Task goal:
From the line containing "Extract all readable text from this page." down to the last line of the records below, copy every line exactly. Leave out everything before it.

Stored records:
--------------------

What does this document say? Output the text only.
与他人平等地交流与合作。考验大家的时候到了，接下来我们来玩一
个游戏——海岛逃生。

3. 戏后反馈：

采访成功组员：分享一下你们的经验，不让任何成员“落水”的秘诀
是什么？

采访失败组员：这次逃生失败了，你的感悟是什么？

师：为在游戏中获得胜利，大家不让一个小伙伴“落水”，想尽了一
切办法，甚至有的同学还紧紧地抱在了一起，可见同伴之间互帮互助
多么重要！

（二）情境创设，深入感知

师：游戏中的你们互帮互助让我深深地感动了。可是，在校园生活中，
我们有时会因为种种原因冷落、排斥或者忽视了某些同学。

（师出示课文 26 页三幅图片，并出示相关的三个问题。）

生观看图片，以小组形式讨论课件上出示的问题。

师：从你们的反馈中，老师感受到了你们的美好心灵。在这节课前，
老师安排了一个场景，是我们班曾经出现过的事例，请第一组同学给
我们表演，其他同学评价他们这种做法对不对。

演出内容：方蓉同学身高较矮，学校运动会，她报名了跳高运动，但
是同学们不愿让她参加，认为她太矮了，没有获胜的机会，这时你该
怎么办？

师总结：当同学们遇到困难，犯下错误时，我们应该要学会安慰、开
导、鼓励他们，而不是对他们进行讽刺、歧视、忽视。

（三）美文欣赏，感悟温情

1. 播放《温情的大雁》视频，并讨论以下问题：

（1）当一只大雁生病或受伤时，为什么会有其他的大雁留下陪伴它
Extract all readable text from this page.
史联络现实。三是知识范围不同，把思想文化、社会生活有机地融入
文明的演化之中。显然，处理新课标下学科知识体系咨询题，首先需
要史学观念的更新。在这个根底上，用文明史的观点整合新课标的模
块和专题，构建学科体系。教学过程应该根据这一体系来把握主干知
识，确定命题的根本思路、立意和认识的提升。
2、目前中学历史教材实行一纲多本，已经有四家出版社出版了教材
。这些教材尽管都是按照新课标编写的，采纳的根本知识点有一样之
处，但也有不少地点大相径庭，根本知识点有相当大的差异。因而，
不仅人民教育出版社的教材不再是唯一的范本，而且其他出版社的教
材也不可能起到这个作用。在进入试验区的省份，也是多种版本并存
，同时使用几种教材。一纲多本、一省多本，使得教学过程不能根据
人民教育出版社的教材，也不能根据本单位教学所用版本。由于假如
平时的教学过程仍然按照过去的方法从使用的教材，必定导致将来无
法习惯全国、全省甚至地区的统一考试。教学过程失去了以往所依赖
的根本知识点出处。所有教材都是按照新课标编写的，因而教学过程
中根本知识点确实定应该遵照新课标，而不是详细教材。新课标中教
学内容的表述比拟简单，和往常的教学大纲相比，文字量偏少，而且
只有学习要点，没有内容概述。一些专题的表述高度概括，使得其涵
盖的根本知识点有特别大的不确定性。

--------------------

The response:
Extract all readable text from this page.
史联络现实。三是知识范围不同，把思想文化、社会生活有机地融入
文明的演化之中。显然，处理新课标下学科知识体系咨询题，首先需
要史学观念的更新。在这个根底上，用文明史的观点整合新课标的模
块和专题，构建学科体系。教学过程应该根据这一体系来把握主干知
识，确定命题的根本思路、立意和认识的提升。
2、目前中学历史教材实行一纲多本，已经有四家出版社出版了教材
。这些教材尽管都是按照新课标编写的，采纳的根本知识点有一样之
处，但也有不少地点大相径庭，根本知识点有相当大的差异。因而，
不仅人民教育出版社的教材不再是唯一的范本，而且其他出版社的教
材也不可能起到这个作用。在进入试验区的省份，也是多种版本并存
，同时使用几种教材。一纲多本、一省多本，使得教学过程不能根据
人民教育出版社的教材，也不能根据本单位教学所用版本。由于假如
平时的教学过程仍然按照过去的方法从使用的教材，必定导致将来无
法习惯全国、全省甚至地区的统一考试。教学过程失去了以往所依赖
的根本知识点出处。所有教材都是按照新课标编写的，因而教学过程
中根本知识点确实定应该遵照新课标，而不是详细教材。新课标中教
学内容的表述比拟简单，和往常的教学大纲相比，文字量偏少，而且
只有学习要点，没有内容概述。一些专题的表述高度概括，使得其涵
盖的根本知识点有特别大的不确定性。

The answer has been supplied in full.